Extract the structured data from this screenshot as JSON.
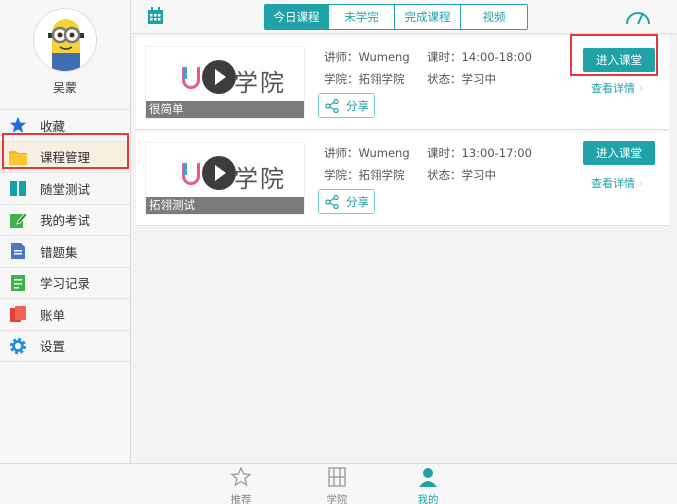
{
  "sidebar": {
    "username": "吴蒙",
    "items": [
      {
        "label": "收藏",
        "icon": "star-icon"
      },
      {
        "label": "课程管理",
        "icon": "folder-icon"
      },
      {
        "label": "随堂测试",
        "icon": "book-icon"
      },
      {
        "label": "我的考试",
        "icon": "edit-icon"
      },
      {
        "label": "错题集",
        "icon": "document-icon"
      },
      {
        "label": "学习记录",
        "icon": "record-icon"
      },
      {
        "label": "账单",
        "icon": "bill-icon"
      },
      {
        "label": "设置",
        "icon": "gear-icon"
      }
    ]
  },
  "header": {
    "tabs": [
      "今日课程",
      "未学完",
      "完成课程",
      "视频"
    ],
    "active_tab": 0
  },
  "courses": [
    {
      "thumb_title": "很简单",
      "logo_text": "学院",
      "teacher": "讲师：Wumeng",
      "time": "课时：14:00-18:00",
      "school": "学院：拓翎学院",
      "status": "状态：学习中",
      "share_label": "分享",
      "enter_label": "进入课堂",
      "detail_label": "查看详情"
    },
    {
      "thumb_title": "拓翎测试",
      "logo_text": "学院",
      "teacher": "讲师：Wumeng",
      "time": "课时：13:00-17:00",
      "school": "学院：拓翎学院",
      "status": "状态：学习中",
      "share_label": "分享",
      "enter_label": "进入课堂",
      "detail_label": "查看详情"
    }
  ],
  "bottom_nav": [
    {
      "label": "推荐",
      "icon": "recommend-icon"
    },
    {
      "label": "学院",
      "icon": "school-icon"
    },
    {
      "label": "我的",
      "icon": "user-icon"
    }
  ],
  "colors": {
    "accent": "#1fa3a8",
    "highlight": "#e23a3a"
  }
}
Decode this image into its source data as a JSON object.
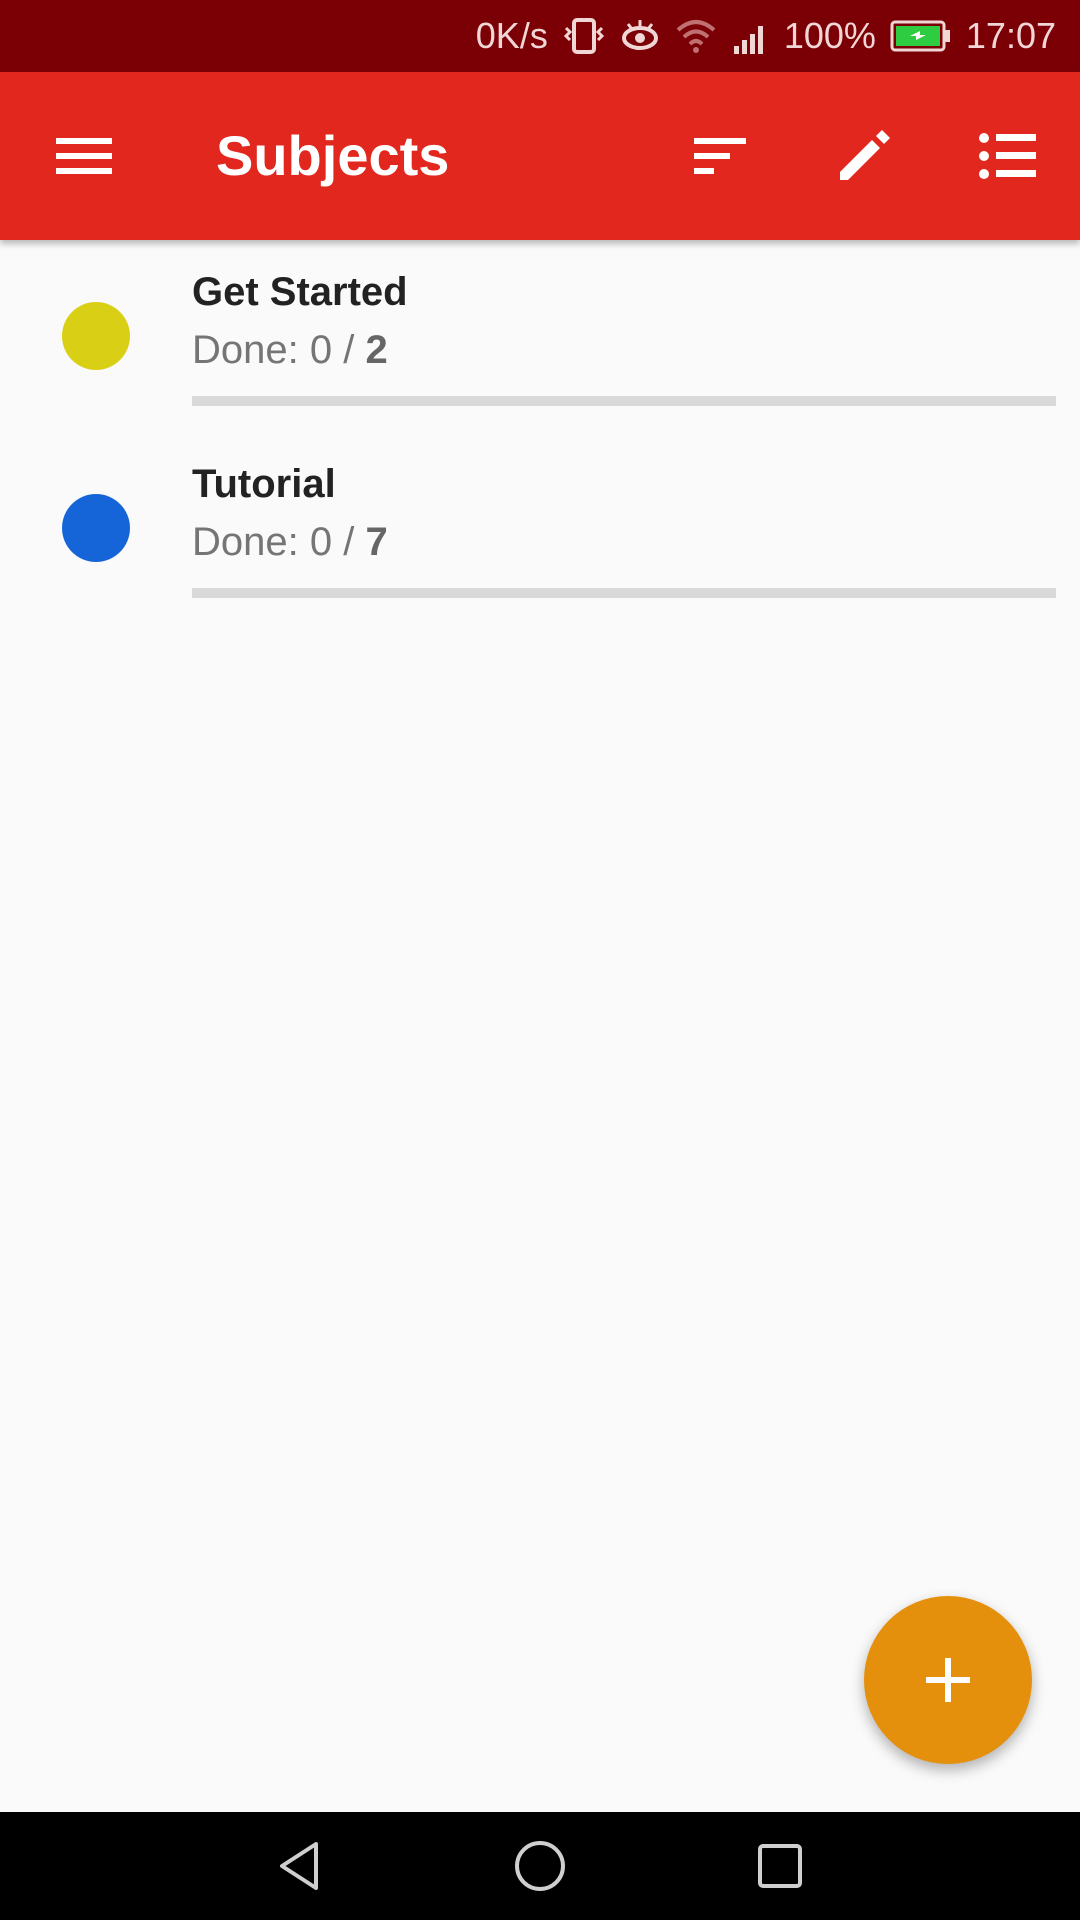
{
  "status_bar": {
    "speed": "0K/s",
    "battery": "100%",
    "time": "17:07",
    "icons": [
      "vibrate-icon",
      "eye-icon",
      "wifi-icon",
      "signal-icon",
      "battery-icon"
    ]
  },
  "app_bar": {
    "title": "Subjects",
    "icons": [
      "menu-icon",
      "sort-icon",
      "edit-icon",
      "list-icon"
    ],
    "color": "#e2271f"
  },
  "subjects": [
    {
      "title": "Get Started",
      "done_prefix": "Done: 0 / ",
      "total": "2",
      "color": "#d9cf14",
      "progress": 0
    },
    {
      "title": "Tutorial",
      "done_prefix": "Done: 0 / ",
      "total": "7",
      "color": "#1565d8",
      "progress": 0
    }
  ],
  "fab": {
    "icon": "add-icon",
    "color": "#e5900c"
  },
  "nav_bar": {
    "icons": [
      "back-icon",
      "home-icon",
      "recents-icon"
    ]
  }
}
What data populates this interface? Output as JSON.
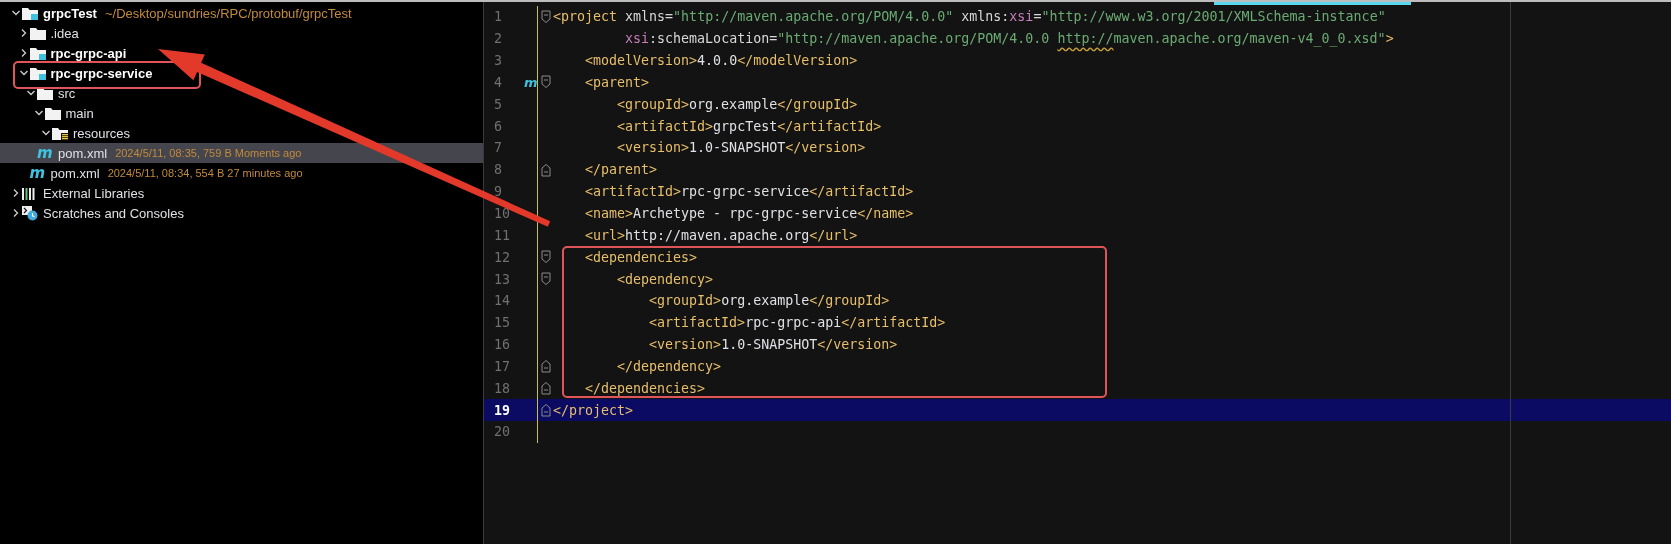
{
  "project_tree": [
    {
      "name": "grpcTest",
      "kind": "module",
      "hint": "~/Desktop/sundries/RPC/protobuf/grpcTest",
      "expanded": true,
      "selected": false,
      "children": [
        {
          "name": ".idea",
          "kind": "folder",
          "expanded": false,
          "selected": false
        },
        {
          "name": "rpc-grpc-api",
          "kind": "module",
          "expanded": false,
          "selected": false
        },
        {
          "name": "rpc-grpc-service",
          "kind": "module",
          "expanded": true,
          "selected": false,
          "children": [
            {
              "name": "src",
              "kind": "folder",
              "expanded": true,
              "selected": false,
              "children": [
                {
                  "name": "main",
                  "kind": "folder",
                  "expanded": true,
                  "selected": false,
                  "children": [
                    {
                      "name": "resources",
                      "kind": "resources",
                      "expanded": true,
                      "selected": false
                    }
                  ]
                }
              ]
            },
            {
              "name": "pom.xml",
              "kind": "maven",
              "glyph": "m",
              "hint": "2024/5/11, 08:35, 759 B Moments ago",
              "selected": true
            }
          ]
        },
        {
          "name": "pom.xml",
          "kind": "maven",
          "glyph": "m",
          "hint": "2024/5/11, 08:34, 554 B 27 minutes ago",
          "selected": false
        }
      ]
    },
    {
      "name": "External Libraries",
      "kind": "libraries",
      "expanded": false,
      "selected": false
    },
    {
      "name": "Scratches and Consoles",
      "kind": "scratches",
      "expanded": false,
      "selected": false
    }
  ],
  "editor": {
    "lines": [
      {
        "number": "1",
        "kind": "fold-start",
        "current": false,
        "tokens": [
          {
            "kind": "tag",
            "text": "<project"
          },
          {
            "kind": "attr",
            "text": " xmlns"
          },
          {
            "kind": "punct",
            "text": "="
          },
          {
            "kind": "value",
            "text": "\"http://maven.apache.org/POM/4.0.0\""
          },
          {
            "kind": "attr",
            "text": " xmlns:"
          },
          {
            "kind": "ns",
            "text": "xsi"
          },
          {
            "kind": "punct",
            "text": "="
          },
          {
            "kind": "value",
            "text": "\"http://www.w3.org/2001/XMLSchema-instance\""
          }
        ]
      },
      {
        "number": "2",
        "kind": "plain",
        "current": false,
        "tokens": [
          {
            "kind": "ns",
            "text": "         xsi"
          },
          {
            "kind": "attr",
            "text": ":schemaLocation"
          },
          {
            "kind": "punct",
            "text": "="
          },
          {
            "kind": "value",
            "text": "\"http://maven.apache.org/POM/4.0.0 "
          },
          {
            "kind": "value-warn",
            "text": "http://"
          },
          {
            "kind": "value",
            "text": "maven.apache.org/maven-v4_0_0.xsd\""
          },
          {
            "kind": "tag",
            "text": ">"
          }
        ]
      },
      {
        "number": "3",
        "kind": "plain",
        "current": false,
        "tokens": [
          {
            "kind": "tag",
            "text": "    <modelVersion>"
          },
          {
            "kind": "text",
            "text": "4.0.0"
          },
          {
            "kind": "tag",
            "text": "</modelVersion>"
          }
        ]
      },
      {
        "number": "4",
        "kind": "fold-start",
        "gutter_glyph": "m",
        "current": false,
        "tokens": [
          {
            "kind": "tag",
            "text": "    <parent>"
          }
        ]
      },
      {
        "number": "5",
        "kind": "plain",
        "current": false,
        "tokens": [
          {
            "kind": "tag",
            "text": "        <groupId>"
          },
          {
            "kind": "text",
            "text": "org.example"
          },
          {
            "kind": "tag",
            "text": "</groupId>"
          }
        ]
      },
      {
        "number": "6",
        "kind": "plain",
        "current": false,
        "tokens": [
          {
            "kind": "tag",
            "text": "        <artifactId>"
          },
          {
            "kind": "text",
            "text": "grpcTest"
          },
          {
            "kind": "tag",
            "text": "</artifactId>"
          }
        ]
      },
      {
        "number": "7",
        "kind": "plain",
        "current": false,
        "tokens": [
          {
            "kind": "tag",
            "text": "        <version>"
          },
          {
            "kind": "text",
            "text": "1.0-SNAPSHOT"
          },
          {
            "kind": "tag",
            "text": "</version>"
          }
        ]
      },
      {
        "number": "8",
        "kind": "fold-end",
        "current": false,
        "tokens": [
          {
            "kind": "tag",
            "text": "    </parent>"
          }
        ]
      },
      {
        "number": "9",
        "kind": "plain",
        "current": false,
        "tokens": [
          {
            "kind": "tag",
            "text": "    <artifactId>"
          },
          {
            "kind": "text",
            "text": "rpc-grpc-service"
          },
          {
            "kind": "tag",
            "text": "</artifactId>"
          }
        ]
      },
      {
        "number": "10",
        "kind": "plain",
        "current": false,
        "tokens": [
          {
            "kind": "tag",
            "text": "    <name>"
          },
          {
            "kind": "text",
            "text": "Archetype - rpc-grpc-service"
          },
          {
            "kind": "tag",
            "text": "</name>"
          }
        ]
      },
      {
        "number": "11",
        "kind": "plain",
        "current": false,
        "tokens": [
          {
            "kind": "tag",
            "text": "    <url>"
          },
          {
            "kind": "text",
            "text": "http://maven.apache.org"
          },
          {
            "kind": "tag",
            "text": "</url>"
          }
        ]
      },
      {
        "number": "12",
        "kind": "fold-start",
        "current": false,
        "tokens": [
          {
            "kind": "tag",
            "text": "    <dependencies>"
          }
        ]
      },
      {
        "number": "13",
        "kind": "fold-start",
        "current": false,
        "tokens": [
          {
            "kind": "tag",
            "text": "        <dependency>"
          }
        ]
      },
      {
        "number": "14",
        "kind": "plain",
        "current": false,
        "tokens": [
          {
            "kind": "tag",
            "text": "            <groupId>"
          },
          {
            "kind": "text",
            "text": "org.example"
          },
          {
            "kind": "tag",
            "text": "</groupId>"
          }
        ]
      },
      {
        "number": "15",
        "kind": "plain",
        "current": false,
        "tokens": [
          {
            "kind": "tag",
            "text": "            <artifactId>"
          },
          {
            "kind": "text",
            "text": "rpc-grpc-api"
          },
          {
            "kind": "tag",
            "text": "</artifactId>"
          }
        ]
      },
      {
        "number": "16",
        "kind": "plain",
        "current": false,
        "tokens": [
          {
            "kind": "tag",
            "text": "            <version>"
          },
          {
            "kind": "text",
            "text": "1.0-SNAPSHOT"
          },
          {
            "kind": "tag",
            "text": "</version>"
          }
        ]
      },
      {
        "number": "17",
        "kind": "fold-end",
        "current": false,
        "tokens": [
          {
            "kind": "tag",
            "text": "        </dependency>"
          }
        ]
      },
      {
        "number": "18",
        "kind": "fold-end",
        "current": false,
        "tokens": [
          {
            "kind": "tag",
            "text": "    </dependencies>"
          }
        ]
      },
      {
        "number": "19",
        "kind": "fold-end",
        "current": true,
        "tokens": [
          {
            "kind": "tag",
            "text": "</project>"
          }
        ]
      },
      {
        "number": "20",
        "kind": "plain",
        "current": false
      }
    ]
  }
}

···

Identify each line in the entries with the word "time" and copy it.

      "time": "课时：14:00-18:00",
      "time": "课时：13:00-17:00",
    "time": "17:07",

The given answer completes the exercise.